Stored records
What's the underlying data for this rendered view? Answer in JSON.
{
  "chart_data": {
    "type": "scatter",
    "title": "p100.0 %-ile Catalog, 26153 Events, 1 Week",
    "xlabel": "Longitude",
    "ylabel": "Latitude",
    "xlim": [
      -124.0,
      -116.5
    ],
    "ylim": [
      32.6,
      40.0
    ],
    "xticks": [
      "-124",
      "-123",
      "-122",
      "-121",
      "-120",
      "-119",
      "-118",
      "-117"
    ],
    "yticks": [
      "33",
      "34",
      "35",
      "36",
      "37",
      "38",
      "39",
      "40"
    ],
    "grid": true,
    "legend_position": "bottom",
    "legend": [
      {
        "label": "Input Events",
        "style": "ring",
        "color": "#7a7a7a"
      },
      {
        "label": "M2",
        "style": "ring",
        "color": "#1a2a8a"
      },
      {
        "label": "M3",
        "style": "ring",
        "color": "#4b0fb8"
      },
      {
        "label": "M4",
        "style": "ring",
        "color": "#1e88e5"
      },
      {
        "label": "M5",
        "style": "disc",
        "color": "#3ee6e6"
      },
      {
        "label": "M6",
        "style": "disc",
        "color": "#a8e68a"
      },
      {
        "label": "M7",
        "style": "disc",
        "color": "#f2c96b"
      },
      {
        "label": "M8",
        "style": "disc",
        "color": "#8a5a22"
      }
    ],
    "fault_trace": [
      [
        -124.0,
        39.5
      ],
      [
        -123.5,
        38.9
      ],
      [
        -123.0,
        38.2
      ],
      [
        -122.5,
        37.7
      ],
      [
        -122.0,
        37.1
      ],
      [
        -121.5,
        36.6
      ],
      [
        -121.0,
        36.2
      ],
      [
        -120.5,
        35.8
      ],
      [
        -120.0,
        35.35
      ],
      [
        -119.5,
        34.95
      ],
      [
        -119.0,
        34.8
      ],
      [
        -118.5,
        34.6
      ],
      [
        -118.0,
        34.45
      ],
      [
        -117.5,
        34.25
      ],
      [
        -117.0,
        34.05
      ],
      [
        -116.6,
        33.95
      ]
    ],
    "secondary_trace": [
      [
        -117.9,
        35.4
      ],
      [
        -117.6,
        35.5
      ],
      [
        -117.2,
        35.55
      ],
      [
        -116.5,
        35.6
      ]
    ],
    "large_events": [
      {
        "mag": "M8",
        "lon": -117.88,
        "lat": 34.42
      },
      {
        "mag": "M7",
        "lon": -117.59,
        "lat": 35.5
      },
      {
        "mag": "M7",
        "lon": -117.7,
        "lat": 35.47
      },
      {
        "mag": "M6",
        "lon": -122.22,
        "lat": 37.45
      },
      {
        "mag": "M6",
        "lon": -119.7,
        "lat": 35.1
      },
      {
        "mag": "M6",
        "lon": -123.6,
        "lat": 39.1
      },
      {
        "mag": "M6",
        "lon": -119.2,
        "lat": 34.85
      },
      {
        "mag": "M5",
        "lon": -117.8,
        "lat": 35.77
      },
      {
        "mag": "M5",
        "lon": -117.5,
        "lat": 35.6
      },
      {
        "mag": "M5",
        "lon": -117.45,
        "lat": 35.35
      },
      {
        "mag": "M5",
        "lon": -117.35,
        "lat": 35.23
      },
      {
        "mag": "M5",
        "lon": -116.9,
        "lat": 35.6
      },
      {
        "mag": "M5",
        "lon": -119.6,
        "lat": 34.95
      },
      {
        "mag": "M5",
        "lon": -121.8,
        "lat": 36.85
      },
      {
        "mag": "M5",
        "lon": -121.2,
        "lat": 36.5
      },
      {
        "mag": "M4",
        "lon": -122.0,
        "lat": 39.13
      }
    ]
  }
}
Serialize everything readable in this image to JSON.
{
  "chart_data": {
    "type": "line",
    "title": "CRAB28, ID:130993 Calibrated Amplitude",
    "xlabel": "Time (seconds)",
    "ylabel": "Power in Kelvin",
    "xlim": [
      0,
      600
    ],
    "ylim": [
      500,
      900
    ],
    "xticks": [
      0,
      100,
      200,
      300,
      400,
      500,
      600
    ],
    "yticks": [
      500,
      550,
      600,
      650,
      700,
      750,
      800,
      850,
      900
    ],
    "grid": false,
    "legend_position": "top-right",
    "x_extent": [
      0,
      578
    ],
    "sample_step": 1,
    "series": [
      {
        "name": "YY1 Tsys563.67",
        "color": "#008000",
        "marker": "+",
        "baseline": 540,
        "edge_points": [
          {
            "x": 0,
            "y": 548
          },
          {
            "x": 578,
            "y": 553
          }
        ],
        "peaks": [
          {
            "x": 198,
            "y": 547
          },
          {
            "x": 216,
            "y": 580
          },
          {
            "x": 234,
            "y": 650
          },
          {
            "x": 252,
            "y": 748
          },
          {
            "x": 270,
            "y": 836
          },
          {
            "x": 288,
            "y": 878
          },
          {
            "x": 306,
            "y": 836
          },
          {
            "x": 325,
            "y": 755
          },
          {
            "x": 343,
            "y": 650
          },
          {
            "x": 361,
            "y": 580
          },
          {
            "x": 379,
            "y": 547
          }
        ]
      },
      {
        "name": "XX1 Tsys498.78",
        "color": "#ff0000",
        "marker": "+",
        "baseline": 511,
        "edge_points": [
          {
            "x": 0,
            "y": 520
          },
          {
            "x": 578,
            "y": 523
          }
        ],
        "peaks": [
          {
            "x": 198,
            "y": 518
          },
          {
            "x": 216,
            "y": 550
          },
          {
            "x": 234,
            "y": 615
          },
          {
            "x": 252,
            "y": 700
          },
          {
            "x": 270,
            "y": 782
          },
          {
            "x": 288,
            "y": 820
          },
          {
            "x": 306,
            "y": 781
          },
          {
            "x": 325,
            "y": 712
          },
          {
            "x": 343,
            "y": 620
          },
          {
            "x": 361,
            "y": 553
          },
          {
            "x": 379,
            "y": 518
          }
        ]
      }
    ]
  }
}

### Your instructions
Quote all of the entries verbatim.

### Response to the exercise
What's the underlying data for this rendered view? Answer in JSON.
{
  "chart_data": {
    "type": "scatter",
    "title": "p100.0 %-ile Catalog, 26153 Events, 1 Week",
    "xlabel": "Longitude",
    "ylabel": "Latitude",
    "xlim": [
      -124.0,
      -116.5
    ],
    "ylim": [
      32.6,
      40.0
    ],
    "xticks": [
      "-124",
      "-123",
      "-122",
      "-121",
      "-120",
      "-119",
      "-118",
      "-117"
    ],
    "yticks": [
      "33",
      "34",
      "35",
      "36",
      "37",
      "38",
      "39",
      "40"
    ],
    "grid": true,
    "legend_position": "bottom",
    "legend": [
      {
        "label": "Input Events",
        "style": "ring",
        "color": "#7a7a7a"
      },
      {
        "label": "M2",
        "style": "ring",
        "color": "#1a2a8a"
      },
      {
        "label": "M3",
        "style": "ring",
        "color": "#4b0fb8"
      },
      {
        "label": "M4",
        "style": "ring",
        "color": "#1e88e5"
      },
      {
        "label": "M5",
        "style": "disc",
        "color": "#3ee6e6"
      },
      {
        "label": "M6",
        "style": "disc",
        "color": "#a8e68a"
      },
      {
        "label": "M7",
        "style": "disc",
        "color": "#f2c96b"
      },
      {
        "label": "M8",
        "style": "disc",
        "color": "#8a5a22"
      }
    ],
    "fault_trace": [
      [
        -124.0,
        39.5
      ],
      [
        -123.5,
        38.9
      ],
      [
        -123.0,
        38.2
      ],
      [
        -122.5,
        37.7
      ],
      [
        -122.0,
        37.1
      ],
      [
        -121.5,
        36.6
      ],
      [
        -121.0,
        36.2
      ],
      [
        -120.5,
        35.8
      ],
      [
        -120.0,
        35.35
      ],
      [
        -119.5,
        34.95
      ],
      [
        -119.0,
        34.8
      ],
      [
        -118.5,
        34.6
      ],
      [
        -118.0,
        34.45
      ],
      [
        -117.5,
        34.25
      ],
      [
        -117.0,
        34.05
      ],
      [
        -116.6,
        33.95
      ]
    ],
    "secondary_trace": [
      [
        -117.9,
        35.4
      ],
      [
        -117.6,
        35.5
      ],
      [
        -117.2,
        35.55
      ],
      [
        -116.5,
        35.6
      ]
    ],
    "large_events": [
      {
        "mag": "M8",
        "lon": -117.88,
        "lat": 34.42
      },
      {
        "mag": "M7",
        "lon": -117.59,
        "lat": 35.5
      },
      {
        "mag": "M7",
        "lon": -117.7,
        "lat": 35.47
      },
      {
        "mag": "M6",
        "lon": -122.22,
        "lat": 37.45
      },
      {
        "mag": "M6",
        "lon": -119.7,
        "lat": 35.1
      },
      {
        "mag": "M6",
        "lon": -123.6,
        "lat": 39.1
      },
      {
        "mag": "M6",
        "lon": -119.2,
        "lat": 34.85
      },
      {
        "mag": "M5",
        "lon": -117.8,
        "lat": 35.77
      },
      {
        "mag": "M5",
        "lon": -117.5,
        "lat": 35.6
      },
      {
        "mag": "M5",
        "lon": -117.45,
        "lat": 35.35
      },
      {
        "mag": "M5",
        "lon": -117.35,
        "lat": 35.23
      },
      {
        "mag": "M5",
        "lon": -116.9,
        "lat": 35.6
      },
      {
        "mag": "M5",
        "lon": -119.6,
        "lat": 34.95
      },
      {
        "mag": "M5",
        "lon": -121.8,
        "lat": 36.85
      },
      {
        "mag": "M5",
        "lon": -121.2,
        "lat": 36.5
      },
      {
        "mag": "M4",
        "lon": -122.0,
        "lat": 39.13
      }
    ]
  }
}
Serialize everything readable in this image to JSON.
{
  "chart_data": {
    "type": "line",
    "title": "CRAB28, ID:130993 Calibrated Amplitude",
    "xlabel": "Time (seconds)",
    "ylabel": "Power in Kelvin",
    "xlim": [
      0,
      600
    ],
    "ylim": [
      500,
      900
    ],
    "xticks": [
      0,
      100,
      200,
      300,
      400,
      500,
      600
    ],
    "yticks": [
      500,
      550,
      600,
      650,
      700,
      750,
      800,
      850,
      900
    ],
    "grid": false,
    "legend_position": "top-right",
    "x_extent": [
      0,
      578
    ],
    "sample_step": 1,
    "series": [
      {
        "name": "YY1 Tsys563.67",
        "color": "#008000",
        "marker": "+",
        "baseline": 540,
        "edge_points": [
          {
            "x": 0,
            "y": 548
          },
          {
            "x": 578,
            "y": 553
          }
        ],
        "peaks": [
          {
            "x": 198,
            "y": 547
          },
          {
            "x": 216,
            "y": 580
          },
          {
            "x": 234,
            "y": 650
          },
          {
            "x": 252,
            "y": 748
          },
          {
            "x": 270,
            "y": 836
          },
          {
            "x": 288,
            "y": 878
          },
          {
            "x": 306,
            "y": 836
          },
          {
            "x": 325,
            "y": 755
          },
          {
            "x": 343,
            "y": 650
          },
          {
            "x": 361,
            "y": 580
          },
          {
            "x": 379,
            "y": 547
          }
        ]
      },
      {
        "name": "XX1 Tsys498.78",
        "color": "#ff0000",
        "marker": "+",
        "baseline": 511,
        "edge_points": [
          {
            "x": 0,
            "y": 520
          },
          {
            "x": 578,
            "y": 523
          }
        ],
        "peaks": [
          {
            "x": 198,
            "y": 518
          },
          {
            "x": 216,
            "y": 550
          },
          {
            "x": 234,
            "y": 615
          },
          {
            "x": 252,
            "y": 700
          },
          {
            "x": 270,
            "y": 782
          },
          {
            "x": 288,
            "y": 820
          },
          {
            "x": 306,
            "y": 781
          },
          {
            "x": 325,
            "y": 712
          },
          {
            "x": 343,
            "y": 620
          },
          {
            "x": 361,
            "y": 553
          },
          {
            "x": 379,
            "y": 518
          }
        ]
      }
    ]
  }
}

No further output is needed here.